__WHAT TO WORK ON__: Make an exact copy of the records, with the pictures left out.

__DATA SECTION__:
--- --- ---
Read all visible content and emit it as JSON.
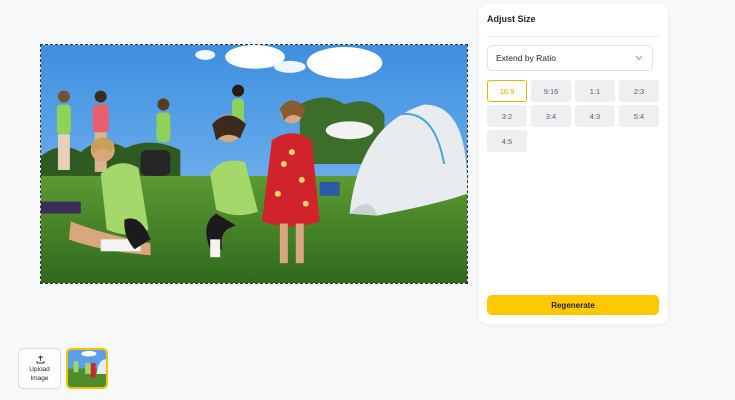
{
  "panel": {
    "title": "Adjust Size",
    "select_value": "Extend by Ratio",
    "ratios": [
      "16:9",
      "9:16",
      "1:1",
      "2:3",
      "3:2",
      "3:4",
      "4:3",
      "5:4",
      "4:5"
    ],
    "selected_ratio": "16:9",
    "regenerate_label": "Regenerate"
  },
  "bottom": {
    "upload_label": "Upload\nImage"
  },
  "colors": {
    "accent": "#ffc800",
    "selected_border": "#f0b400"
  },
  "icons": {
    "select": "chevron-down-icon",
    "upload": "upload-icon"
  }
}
--- --- ---
__RESULT FOR THIS EXERCISE__:
Read all visible content and emit it as JSON.
{
  "panel": {
    "title": "Adjust Size",
    "select_value": "Extend by Ratio",
    "ratios": [
      "16:9",
      "9:16",
      "1:1",
      "2:3",
      "3:2",
      "3:4",
      "4:3",
      "5:4",
      "4:5"
    ],
    "selected_ratio": "16:9",
    "regenerate_label": "Regenerate"
  },
  "bottom": {
    "upload_label": "Upload\nImage"
  },
  "colors": {
    "accent": "#ffc800",
    "selected_border": "#f0b400"
  },
  "icons": {
    "select": "chevron-down-icon",
    "upload": "upload-icon"
  }
}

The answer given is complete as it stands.